◆ The request
All the entries need to be quoted exactly, apart from the pictures, which you should drop.

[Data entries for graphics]
— Start —

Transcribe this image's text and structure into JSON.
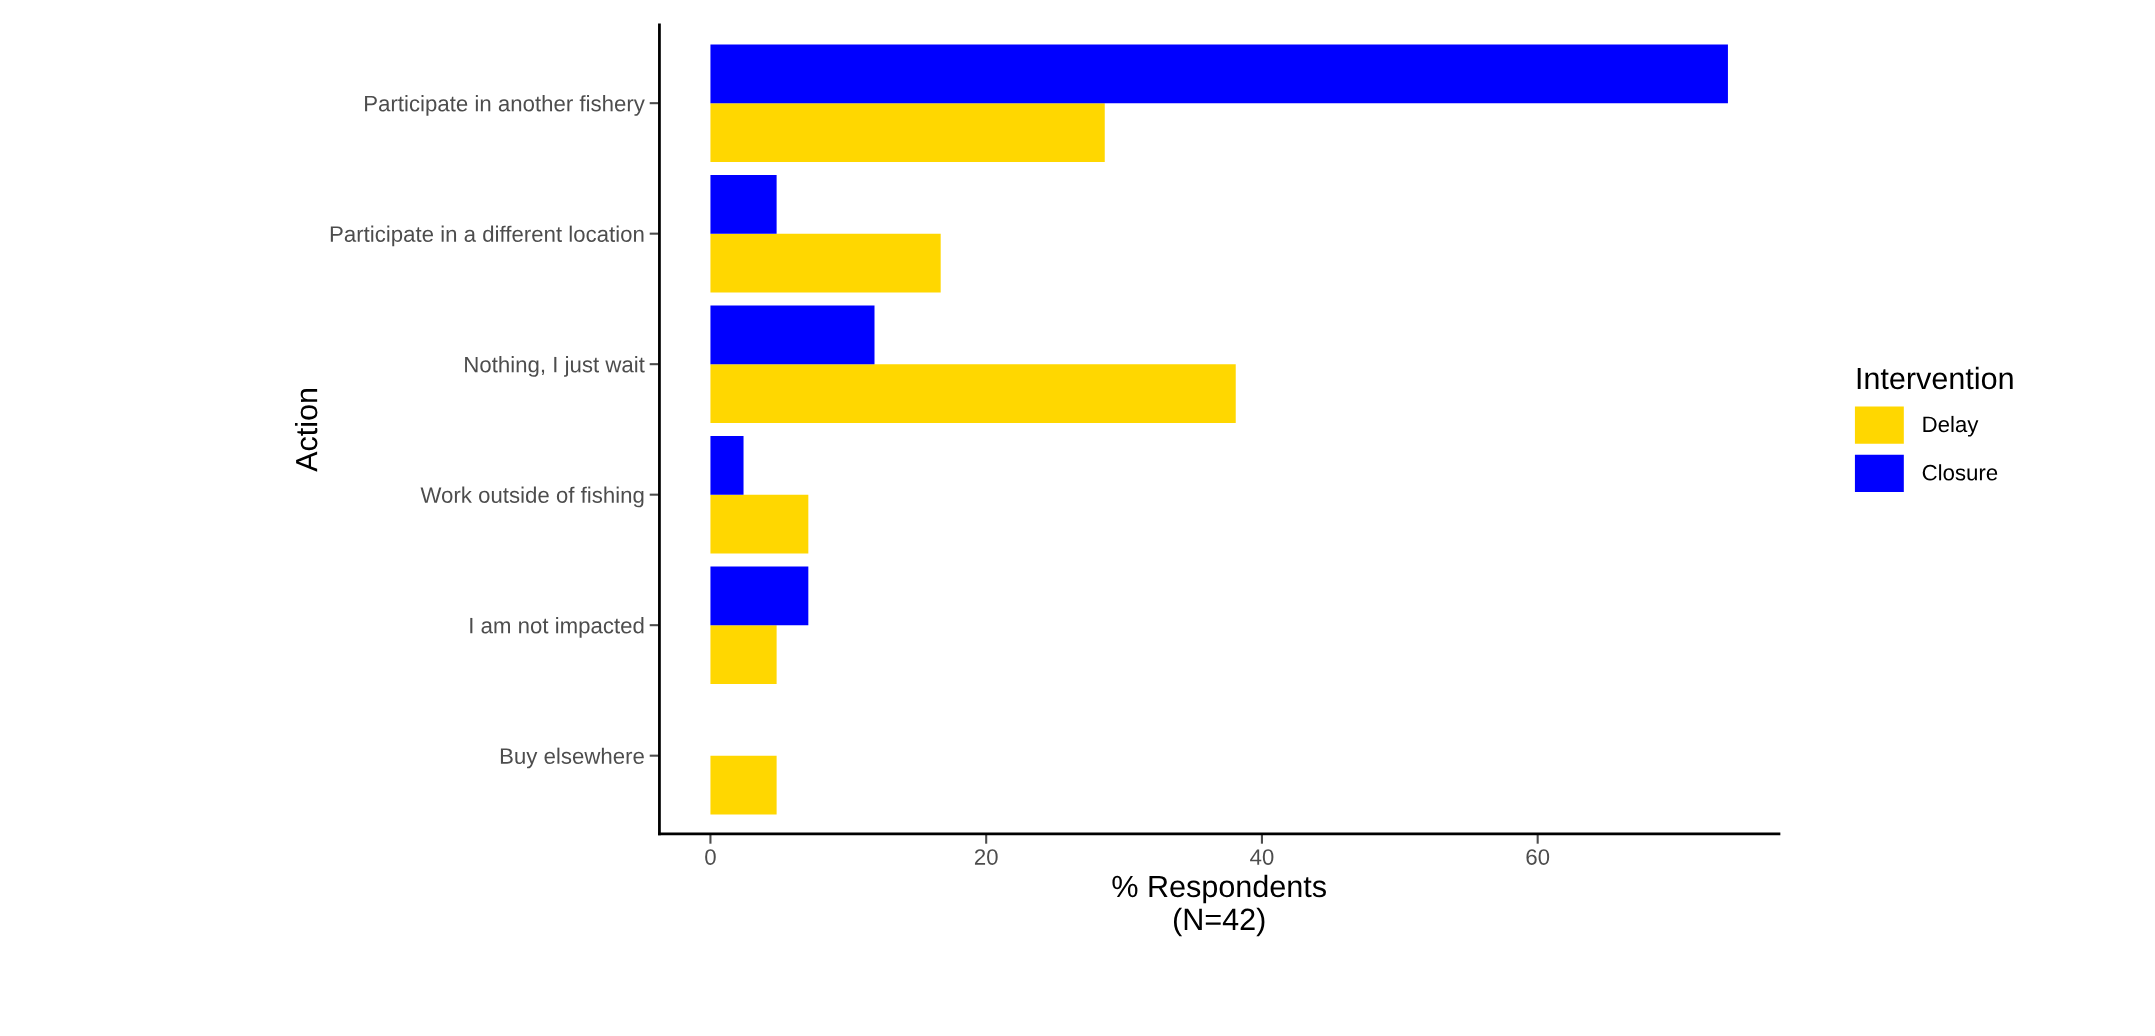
{
  "chart_data": {
    "type": "bar",
    "orientation": "horizontal",
    "xlabel": "% Respondents\n(N=42)",
    "ylabel": "Action",
    "legend_title": "Intervention",
    "categories": [
      "Participate in another fishery",
      "Participate in a different location",
      "Nothing, I just wait",
      "Work outside of fishing",
      "I am not impacted",
      "Buy elsewhere"
    ],
    "series": [
      {
        "name": "Delay",
        "color": "#ffd700",
        "values": [
          28.6,
          16.7,
          38.1,
          7.1,
          4.8,
          4.8
        ]
      },
      {
        "name": "Closure",
        "color": "#0000ff",
        "values": [
          73.8,
          4.8,
          11.9,
          2.4,
          7.1,
          null
        ]
      }
    ],
    "xlim": [
      -3.7,
      77.5
    ],
    "xticks": [
      0,
      20,
      40,
      60
    ],
    "grid": false,
    "legend": "right"
  }
}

— End —

◆ Response to this exercise
Transcribe this image's text and structure into JSON.
{
  "chart_data": {
    "type": "bar",
    "orientation": "horizontal",
    "xlabel": "% Respondents\n(N=42)",
    "ylabel": "Action",
    "legend_title": "Intervention",
    "categories": [
      "Participate in another fishery",
      "Participate in a different location",
      "Nothing, I just wait",
      "Work outside of fishing",
      "I am not impacted",
      "Buy elsewhere"
    ],
    "series": [
      {
        "name": "Delay",
        "color": "#ffd700",
        "values": [
          28.6,
          16.7,
          38.1,
          7.1,
          4.8,
          4.8
        ]
      },
      {
        "name": "Closure",
        "color": "#0000ff",
        "values": [
          73.8,
          4.8,
          11.9,
          2.4,
          7.1,
          null
        ]
      }
    ],
    "xlim": [
      -3.7,
      77.5
    ],
    "xticks": [
      0,
      20,
      40,
      60
    ],
    "grid": false,
    "legend": "right"
  }
}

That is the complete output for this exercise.